------ DATA FOR PROCESSING ------
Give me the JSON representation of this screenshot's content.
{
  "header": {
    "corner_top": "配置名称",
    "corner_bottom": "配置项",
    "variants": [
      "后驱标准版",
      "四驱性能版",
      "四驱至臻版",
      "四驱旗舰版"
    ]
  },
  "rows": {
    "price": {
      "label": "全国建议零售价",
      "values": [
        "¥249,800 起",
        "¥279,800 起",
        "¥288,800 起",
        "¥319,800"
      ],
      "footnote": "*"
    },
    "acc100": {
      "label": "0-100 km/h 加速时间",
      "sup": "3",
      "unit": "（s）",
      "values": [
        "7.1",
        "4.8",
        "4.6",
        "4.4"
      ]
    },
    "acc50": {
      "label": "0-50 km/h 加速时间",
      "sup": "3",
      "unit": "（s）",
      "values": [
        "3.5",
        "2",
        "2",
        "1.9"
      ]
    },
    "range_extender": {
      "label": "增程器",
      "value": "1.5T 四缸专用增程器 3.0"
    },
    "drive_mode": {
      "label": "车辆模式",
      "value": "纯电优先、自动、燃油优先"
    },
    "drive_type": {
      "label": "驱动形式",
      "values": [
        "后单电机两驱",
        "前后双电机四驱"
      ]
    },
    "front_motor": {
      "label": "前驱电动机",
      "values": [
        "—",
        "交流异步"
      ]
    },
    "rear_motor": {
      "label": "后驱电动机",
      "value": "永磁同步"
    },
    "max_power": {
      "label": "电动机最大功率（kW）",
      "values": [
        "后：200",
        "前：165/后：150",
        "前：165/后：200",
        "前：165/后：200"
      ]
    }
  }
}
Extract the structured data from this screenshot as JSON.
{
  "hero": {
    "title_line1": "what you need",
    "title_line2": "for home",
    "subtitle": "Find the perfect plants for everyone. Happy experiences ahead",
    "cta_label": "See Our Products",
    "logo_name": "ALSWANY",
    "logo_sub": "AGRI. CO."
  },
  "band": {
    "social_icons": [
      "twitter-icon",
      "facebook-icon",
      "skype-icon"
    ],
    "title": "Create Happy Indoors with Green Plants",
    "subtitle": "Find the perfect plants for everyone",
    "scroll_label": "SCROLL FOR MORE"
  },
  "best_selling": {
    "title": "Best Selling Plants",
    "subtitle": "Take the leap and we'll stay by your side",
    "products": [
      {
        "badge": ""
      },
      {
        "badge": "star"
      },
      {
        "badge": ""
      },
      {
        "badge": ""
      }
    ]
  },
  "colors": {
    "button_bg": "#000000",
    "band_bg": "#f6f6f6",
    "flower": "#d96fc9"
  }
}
------
GIVEN REQUEST: Using the exact wording, write out all of the records.

RESPONSE TO THE EXERCISE:
Give me the JSON representation of this screenshot's content.
{
  "header": {
    "corner_top": "配置名称",
    "corner_bottom": "配置项",
    "variants": [
      "后驱标准版",
      "四驱性能版",
      "四驱至臻版",
      "四驱旗舰版"
    ]
  },
  "rows": {
    "price": {
      "label": "全国建议零售价",
      "values": [
        "¥249,800 起",
        "¥279,800 起",
        "¥288,800 起",
        "¥319,800"
      ],
      "footnote": "*"
    },
    "acc100": {
      "label": "0-100 km/h 加速时间",
      "sup": "3",
      "unit": "（s）",
      "values": [
        "7.1",
        "4.8",
        "4.6",
        "4.4"
      ]
    },
    "acc50": {
      "label": "0-50 km/h 加速时间",
      "sup": "3",
      "unit": "（s）",
      "values": [
        "3.5",
        "2",
        "2",
        "1.9"
      ]
    },
    "range_extender": {
      "label": "增程器",
      "value": "1.5T 四缸专用增程器 3.0"
    },
    "drive_mode": {
      "label": "车辆模式",
      "value": "纯电优先、自动、燃油优先"
    },
    "drive_type": {
      "label": "驱动形式",
      "values": [
        "后单电机两驱",
        "前后双电机四驱"
      ]
    },
    "front_motor": {
      "label": "前驱电动机",
      "values": [
        "—",
        "交流异步"
      ]
    },
    "rear_motor": {
      "label": "后驱电动机",
      "value": "永磁同步"
    },
    "max_power": {
      "label": "电动机最大功率（kW）",
      "values": [
        "后：200",
        "前：165/后：150",
        "前：165/后：200",
        "前：165/后：200"
      ]
    }
  }
}
Extract the structured data from this screenshot as JSON.
{
  "hero": {
    "title_line1": "what you need",
    "title_line2": "for home",
    "subtitle": "Find the perfect plants for everyone. Happy experiences ahead",
    "cta_label": "See Our Products",
    "logo_name": "ALSWANY",
    "logo_sub": "AGRI. CO."
  },
  "band": {
    "social_icons": [
      "twitter-icon",
      "facebook-icon",
      "skype-icon"
    ],
    "title": "Create Happy Indoors with Green Plants",
    "subtitle": "Find the perfect plants for everyone",
    "scroll_label": "SCROLL FOR MORE"
  },
  "best_selling": {
    "title": "Best Selling Plants",
    "subtitle": "Take the leap and we'll stay by your side",
    "products": [
      {
        "badge": ""
      },
      {
        "badge": "star"
      },
      {
        "badge": ""
      },
      {
        "badge": ""
      }
    ]
  },
  "colors": {
    "button_bg": "#000000",
    "band_bg": "#f6f6f6",
    "flower": "#d96fc9"
  }
}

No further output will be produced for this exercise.